PROBLEM TO SOLVE -> Copy every record exactly, and keep the pictures out.

┄┄┄┄┄┄

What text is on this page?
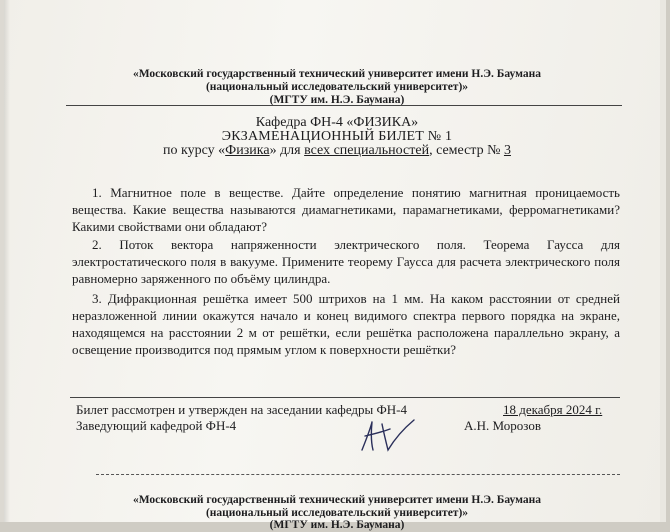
«Московский государственный технический университет имени Н.Э. Баумана
(национальный исследовательский университет)»
(МГТУ им. Н.Э. Баумана)
Кафедра ФН-4 «ФИЗИКА»
ЭКЗАМЕНАЦИОННЫЙ БИЛЕТ № 1
по курсу «Физика» для всех специальностей, семестр № 3
1. Магнитное поле в веществе. Дайте определение понятию магнитная проницаемость вещества. Какие вещества называются диамагнетиками, парамагнетиками, ферромагнетиками? Какими свойствами они обладают?
2. Поток вектора напряженности электрического поля. Теорема Гаусса для электростатического поля в вакууме. Примените теорему Гаусса для расчета электрического поля равномерно заряженного по объёму цилиндра.
3. Дифракционная решётка имеет 500 штрихов на 1 мм. На каком расстоянии от средней неразложенной линии окажутся начало и конец видимого спектра первого порядка на экране, находящемся на расстоянии 2 м от решётки, если решётка расположена параллельно экрану, а освещение производится под прямым углом к поверхности решётки?
Билет рассмотрен и утвержден на заседании кафедры ФН-4	18 декабря 2024 г.
Заведующий кафедрой ФН-4	А.Н. Морозов
«Московский государственный технический университет имени Н.Э. Баумана
(национальный исследовательский университет)»
(МГТУ им. Н.Э. Баумана)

┄┄┄┄┄┄

WRITTEN ANSWER ->
What text is on this page?
«Московский государственный технический университет имени Н.Э. Баумана
(национальный исследовательский университет)»
(МГТУ им. Н.Э. Баумана)
Кафедра ФН-4 «ФИЗИКА»
ЭКЗАМЕНАЦИОННЫЙ БИЛЕТ № 1
по курсу «Физика» для всех специальностей, семестр № 3
1. Магнитное поле в веществе. Дайте определение понятию магнитная проницаемость вещества. Какие вещества называются диамагнетиками, парамагнетиками, ферромагнетиками? Какими свойствами они обладают?
2. Поток вектора напряженности электрического поля. Теорема Гаусса для электростатического поля в вакууме. Примените теорему Гаусса для расчета электрического поля равномерно заряженного по объёму цилиндра.
3. Дифракционная решётка имеет 500 штрихов на 1 мм. На каком расстоянии от средней неразложенной линии окажутся начало и конец видимого спектра первого порядка на экране, находящемся на расстоянии 2 м от решётки, если решётка расположена параллельно экрану, а освещение производится под прямым углом к поверхности решётки?
Билет рассмотрен и утвержден на заседании кафедры ФН-4	18 декабря 2024 г.
Заведующий кафедрой ФН-4	А.Н. Морозов
«Московский государственный технический университет имени Н.Э. Баумана
(национальный исследовательский университет)»
(МГТУ им. Н.Э. Баумана)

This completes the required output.